[EXTRACTED DATA start]

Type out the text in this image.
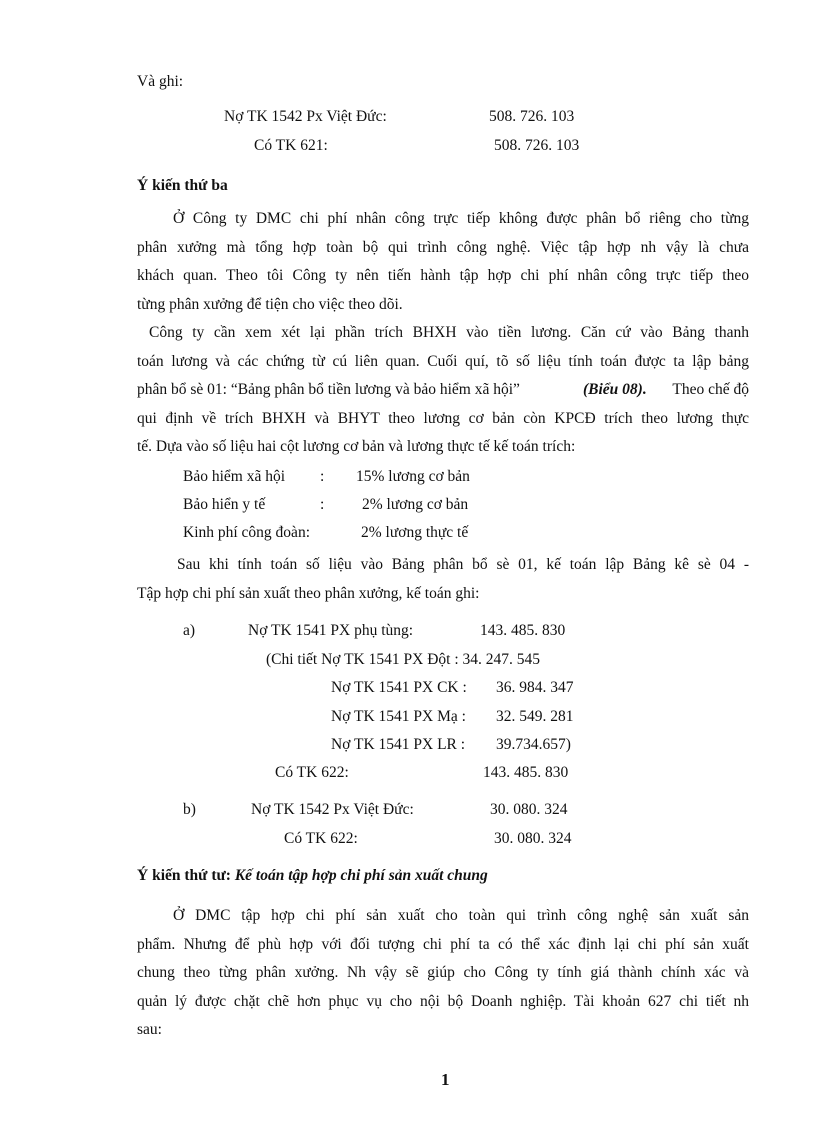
Và ghi:
Nợ TK 1542 Px Việt Đức:	508. 726. 103
Có TK 621:	508. 726. 103
Ý kiến thứ ba
Ở Công ty DMC chi phí nhân công trực tiếp không được phân bổ riêng cho từng
phân xưởng mà tổng hợp toàn bộ qui trình công nghệ. Việc tập hợp nh vậy là chưa
khách quan. Theo tôi Công ty nên tiến hành tập hợp chi phí nhân công trực tiếp theo
từng phân xưởng để tiện cho việc theo dõi.
Công ty cần xem xét lại phần trích BHXH vào tiền lương. Căn cứ vào Bảng thanh
toán lương và các chứng từ cú liên quan. Cuối quí, tõ số liệu tính toán được ta lập bảng
phân bổ sè 01: “Bảng phân bổ tiền lương và bảo hiểm xã hội”	(Biểu 08). Theo chế độ
qui định về trích BHXH và BHYT theo lương cơ bản còn KPCĐ trích theo lương thực
tế. Dựa vào số liệu hai cột lương cơ bản và lương thực tế kế toán trích:
Bảo hiểm xã hội : 15% lương cơ bản
Bảo hiển y tế	: 2% lương cơ bản
Kinh phí công đoàn:	2% lương thực tế
Sau khi tính toán số liệu vào Bảng phân bổ sè 01, kế toán lập Bảng kê sè 04 -
Tập hợp chi phí sản xuất theo phân xưởng, kế toán ghi:
a)	Nợ TK 1541 PX phụ tùng:	143. 485. 830
(Chi tiết Nợ TK 1541 PX Đột : 34. 247. 545
Nợ TK 1541 PX CK : 36. 984. 347
Nợ TK 1541 PX Mạ : 32. 549. 281
Nợ TK 1541 PX LR : 39.734.657)
Có TK 622:	143. 485. 830
b)	Nợ TK 1542 Px Việt Đức:	30. 080. 324
Có TK 622:	30. 080. 324
Ý kiến thứ tư: Kế toán tập hợp chi phí sản xuất chung
Ở DMC tập hợp chi phí sản xuất cho toàn qui trình công nghệ sản xuất sản
phẩm. Nhưng để phù hợp với đối tượng chi phí ta có thể xác định lại chi phí sản xuất
chung theo từng phân xưởng. Nh vậy sẽ giúp cho Công ty tính giá thành chính xác và
quản lý được chặt chẽ hơn phục vụ cho nội bộ Doanh nghiệp. Tài khoản 627 chi tiết nh
sau:
1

[EXTRACTED DATA end]

> **EXERCISE**:
Go through the entries above and output them exactly, without pictures.

> **THE SOLUTION**:
Type out the text in this image.
Và ghi:
Nợ TK 1542 Px Việt Đức:	508. 726. 103
Có TK 621:	508. 726. 103
Ý kiến thứ ba
Ở Công ty DMC chi phí nhân công trực tiếp không được phân bổ riêng cho từng
phân xưởng mà tổng hợp toàn bộ qui trình công nghệ. Việc tập hợp nh vậy là chưa
khách quan. Theo tôi Công ty nên tiến hành tập hợp chi phí nhân công trực tiếp theo
từng phân xưởng để tiện cho việc theo dõi.
Công ty cần xem xét lại phần trích BHXH vào tiền lương. Căn cứ vào Bảng thanh
toán lương và các chứng từ cú liên quan. Cuối quí, tõ số liệu tính toán được ta lập bảng
phân bổ sè 01: “Bảng phân bổ tiền lương và bảo hiểm xã hội”	(Biểu 08). Theo chế độ
qui định về trích BHXH và BHYT theo lương cơ bản còn KPCĐ trích theo lương thực
tế. Dựa vào số liệu hai cột lương cơ bản và lương thực tế kế toán trích:
Bảo hiểm xã hội : 15% lương cơ bản
Bảo hiển y tế	: 2% lương cơ bản
Kinh phí công đoàn:	2% lương thực tế
Sau khi tính toán số liệu vào Bảng phân bổ sè 01, kế toán lập Bảng kê sè 04 -
Tập hợp chi phí sản xuất theo phân xưởng, kế toán ghi:
a)	Nợ TK 1541 PX phụ tùng:	143. 485. 830
(Chi tiết Nợ TK 1541 PX Đột : 34. 247. 545
Nợ TK 1541 PX CK : 36. 984. 347
Nợ TK 1541 PX Mạ : 32. 549. 281
Nợ TK 1541 PX LR : 39.734.657)
Có TK 622:	143. 485. 830
b)	Nợ TK 1542 Px Việt Đức:	30. 080. 324
Có TK 622:	30. 080. 324
Ý kiến thứ tư: Kế toán tập hợp chi phí sản xuất chung
Ở DMC tập hợp chi phí sản xuất cho toàn qui trình công nghệ sản xuất sản
phẩm. Nhưng để phù hợp với đối tượng chi phí ta có thể xác định lại chi phí sản xuất
chung theo từng phân xưởng. Nh vậy sẽ giúp cho Công ty tính giá thành chính xác và
quản lý được chặt chẽ hơn phục vụ cho nội bộ Doanh nghiệp. Tài khoản 627 chi tiết nh
sau:
1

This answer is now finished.